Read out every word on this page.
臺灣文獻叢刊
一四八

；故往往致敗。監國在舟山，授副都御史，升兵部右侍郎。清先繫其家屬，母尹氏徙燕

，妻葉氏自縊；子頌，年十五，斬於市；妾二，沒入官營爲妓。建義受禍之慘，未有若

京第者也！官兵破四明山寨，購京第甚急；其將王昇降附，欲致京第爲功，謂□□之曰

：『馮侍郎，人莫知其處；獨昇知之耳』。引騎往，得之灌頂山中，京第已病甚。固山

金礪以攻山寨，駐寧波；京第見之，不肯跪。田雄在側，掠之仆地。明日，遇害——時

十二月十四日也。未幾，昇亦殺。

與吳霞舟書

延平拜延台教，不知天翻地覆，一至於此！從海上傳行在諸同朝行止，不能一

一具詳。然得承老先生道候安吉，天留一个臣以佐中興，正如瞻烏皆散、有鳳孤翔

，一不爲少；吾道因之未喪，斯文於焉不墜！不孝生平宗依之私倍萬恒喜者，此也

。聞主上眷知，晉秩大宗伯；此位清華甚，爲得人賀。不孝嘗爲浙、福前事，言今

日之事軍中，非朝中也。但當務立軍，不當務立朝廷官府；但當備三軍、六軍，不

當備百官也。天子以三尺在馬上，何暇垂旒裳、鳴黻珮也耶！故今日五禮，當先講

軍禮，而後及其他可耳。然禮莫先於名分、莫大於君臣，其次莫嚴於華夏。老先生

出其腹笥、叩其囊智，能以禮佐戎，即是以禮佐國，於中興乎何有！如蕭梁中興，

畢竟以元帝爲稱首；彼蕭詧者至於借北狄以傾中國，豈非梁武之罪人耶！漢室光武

·····

Return the listing above in its exact form.

Read out every word on this page.
臺灣文獻叢刊
一四八

；故往往致敗。監國在舟山，授副都御史，升兵部右侍郎。清先繫其家屬，母尹氏徙燕

，妻葉氏自縊；子頌，年十五，斬於市；妾二，沒入官營爲妓。建義受禍之慘，未有若

京第者也！官兵破四明山寨，購京第甚急；其將王昇降附，欲致京第爲功，謂□□之曰

：『馮侍郎，人莫知其處；獨昇知之耳』。引騎往，得之灌頂山中，京第已病甚。固山

金礪以攻山寨，駐寧波；京第見之，不肯跪。田雄在側，掠之仆地。明日，遇害——時

十二月十四日也。未幾，昇亦殺。

與吳霞舟書

延平拜延台教，不知天翻地覆，一至於此！從海上傳行在諸同朝行止，不能一

一具詳。然得承老先生道候安吉，天留一个臣以佐中興，正如瞻烏皆散、有鳳孤翔

，一不爲少；吾道因之未喪，斯文於焉不墜！不孝生平宗依之私倍萬恒喜者，此也

。聞主上眷知，晉秩大宗伯；此位清華甚，爲得人賀。不孝嘗爲浙、福前事，言今

日之事軍中，非朝中也。但當務立軍，不當務立朝廷官府；但當備三軍、六軍，不

當備百官也。天子以三尺在馬上，何暇垂旒裳、鳴黻珮也耶！故今日五禮，當先講

軍禮，而後及其他可耳。然禮莫先於名分、莫大於君臣，其次莫嚴於華夏。老先生

出其腹笥、叩其囊智，能以禮佐戎，即是以禮佐國，於中興乎何有！如蕭梁中興，

畢竟以元帝爲稱首；彼蕭詧者至於借北狄以傾中國，豈非梁武之罪人耶！漢室光武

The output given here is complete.